## Request
What lines of the data include the string "measured"? Copy them all.

## Records shown
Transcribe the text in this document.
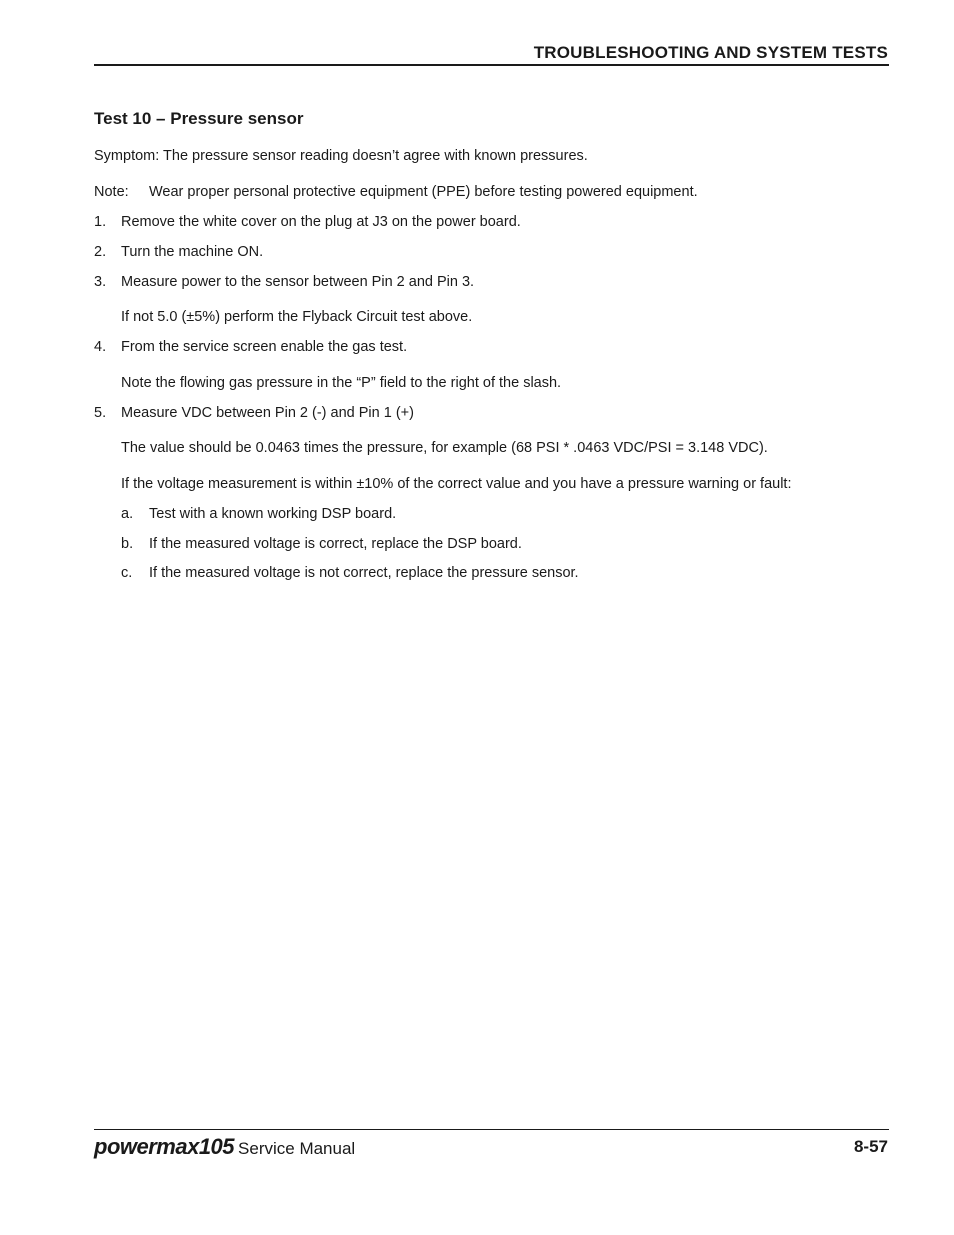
TROUBLESHOOTING AND SYSTEM TESTS
Test 10 – Pressure sensor
Symptom: The pressure sensor reading doesn’t agree with known pressures.
Note: Wear proper personal protective equipment (PPE) before testing powered equipment.
1. Remove the white cover on the plug at J3 on the power board.
2. Turn the machine ON.
3. Measure power to the sensor between Pin 2 and Pin 3.
If not 5.0 (±5%) perform the Flyback Circuit test above.
4. From the service screen enable the gas test.
Note the flowing gas pressure in the “P” field to the right of the slash.
5. Measure VDC between Pin 2 (-) and Pin 1 (+)
The value should be 0.0463 times the pressure, for example (68 PSI * .0463 VDC/PSI = 3.148 VDC).
If the voltage measurement is within ±10% of the correct value and you have a pressure warning or fault:
a. Test with a known working DSP board.
b. If the measured voltage is correct, replace the DSP board.
c. If the measured voltage is not correct, replace the pressure sensor.
powermax105 Service Manual	8-57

## Complete answer
b. If the measured voltage is correct, replace the DSP board.
c. If the measured voltage is not correct, replace the pressure sensor.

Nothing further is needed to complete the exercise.